---- INPUT RECORDS

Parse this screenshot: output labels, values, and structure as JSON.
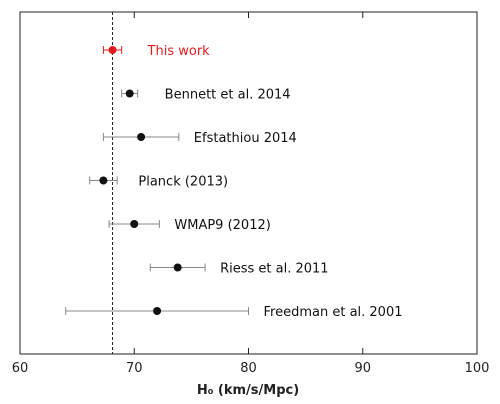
{
  "chart_data": {
    "type": "scatter",
    "title": "",
    "xlabel": "H₀ (km/s/Mpc)",
    "ylabel": "",
    "xlim": [
      60,
      100
    ],
    "xticks": [
      60,
      70,
      80,
      90,
      100
    ],
    "grid": false,
    "reference_line_x": 68.1,
    "colors": {
      "highlight": "#e41a1c",
      "default": "#111111",
      "errorbar_default": "#888888"
    },
    "points": [
      {
        "label": "This work",
        "x": 68.1,
        "xerr_low": 0.8,
        "xerr_high": 0.8,
        "highlight": true
      },
      {
        "label": "Bennett et al. 2014",
        "x": 69.6,
        "xerr_low": 0.7,
        "xerr_high": 0.7,
        "highlight": false
      },
      {
        "label": "Efstathiou 2014",
        "x": 70.6,
        "xerr_low": 3.3,
        "xerr_high": 3.3,
        "highlight": false
      },
      {
        "label": "Planck (2013)",
        "x": 67.3,
        "xerr_low": 1.2,
        "xerr_high": 1.2,
        "highlight": false
      },
      {
        "label": "WMAP9 (2012)",
        "x": 70.0,
        "xerr_low": 2.2,
        "xerr_high": 2.2,
        "highlight": false
      },
      {
        "label": "Riess et al. 2011",
        "x": 73.8,
        "xerr_low": 2.4,
        "xerr_high": 2.4,
        "highlight": false
      },
      {
        "label": "Freedman et al. 2001",
        "x": 72.0,
        "xerr_low": 8.0,
        "xerr_high": 8.0,
        "highlight": false
      }
    ]
  }
}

--------

▶ TASK TO CARRY OUT:
Write the records out again in full, exactly, and skip every picture.

▶ TASK RESULT:
Parse this screenshot: output labels, values, and structure as JSON.
{
  "chart_data": {
    "type": "scatter",
    "title": "",
    "xlabel": "H₀ (km/s/Mpc)",
    "ylabel": "",
    "xlim": [
      60,
      100
    ],
    "xticks": [
      60,
      70,
      80,
      90,
      100
    ],
    "grid": false,
    "reference_line_x": 68.1,
    "colors": {
      "highlight": "#e41a1c",
      "default": "#111111",
      "errorbar_default": "#888888"
    },
    "points": [
      {
        "label": "This work",
        "x": 68.1,
        "xerr_low": 0.8,
        "xerr_high": 0.8,
        "highlight": true
      },
      {
        "label": "Bennett et al. 2014",
        "x": 69.6,
        "xerr_low": 0.7,
        "xerr_high": 0.7,
        "highlight": false
      },
      {
        "label": "Efstathiou 2014",
        "x": 70.6,
        "xerr_low": 3.3,
        "xerr_high": 3.3,
        "highlight": false
      },
      {
        "label": "Planck (2013)",
        "x": 67.3,
        "xerr_low": 1.2,
        "xerr_high": 1.2,
        "highlight": false
      },
      {
        "label": "WMAP9 (2012)",
        "x": 70.0,
        "xerr_low": 2.2,
        "xerr_high": 2.2,
        "highlight": false
      },
      {
        "label": "Riess et al. 2011",
        "x": 73.8,
        "xerr_low": 2.4,
        "xerr_high": 2.4,
        "highlight": false
      },
      {
        "label": "Freedman et al. 2001",
        "x": 72.0,
        "xerr_low": 8.0,
        "xerr_high": 8.0,
        "highlight": false
      }
    ]
  }
}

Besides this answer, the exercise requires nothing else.